• **Required work**: Identify each line containing the word "ainsi" and copy it.

===============

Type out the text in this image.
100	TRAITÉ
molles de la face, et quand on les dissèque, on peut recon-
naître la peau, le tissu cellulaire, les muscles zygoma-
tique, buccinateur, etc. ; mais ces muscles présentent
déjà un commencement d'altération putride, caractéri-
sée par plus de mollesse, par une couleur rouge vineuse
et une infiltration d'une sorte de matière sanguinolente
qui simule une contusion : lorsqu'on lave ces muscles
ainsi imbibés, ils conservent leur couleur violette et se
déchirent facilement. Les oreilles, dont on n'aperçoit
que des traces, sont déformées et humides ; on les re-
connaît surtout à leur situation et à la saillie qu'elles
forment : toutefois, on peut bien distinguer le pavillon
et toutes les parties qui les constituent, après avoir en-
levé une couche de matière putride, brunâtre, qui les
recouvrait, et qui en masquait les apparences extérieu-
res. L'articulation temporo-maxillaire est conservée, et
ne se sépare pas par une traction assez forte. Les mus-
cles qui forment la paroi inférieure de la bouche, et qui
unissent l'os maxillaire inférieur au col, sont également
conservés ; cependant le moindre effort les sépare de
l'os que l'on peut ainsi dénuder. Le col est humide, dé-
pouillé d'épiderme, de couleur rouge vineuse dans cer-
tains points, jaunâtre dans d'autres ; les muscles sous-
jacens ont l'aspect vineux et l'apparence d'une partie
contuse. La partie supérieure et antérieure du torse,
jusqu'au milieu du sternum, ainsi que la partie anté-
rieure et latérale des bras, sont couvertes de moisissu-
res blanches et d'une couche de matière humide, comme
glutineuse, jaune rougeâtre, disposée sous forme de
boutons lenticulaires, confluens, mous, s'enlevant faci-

===============

• **Task output**:
ainsi imbibés, ils conservent leur couleur violette et se
l'os que l'on peut ainsi dénuder. Le col est humide, dé-
jusqu'au milieu du sternum, ainsi que la partie anté-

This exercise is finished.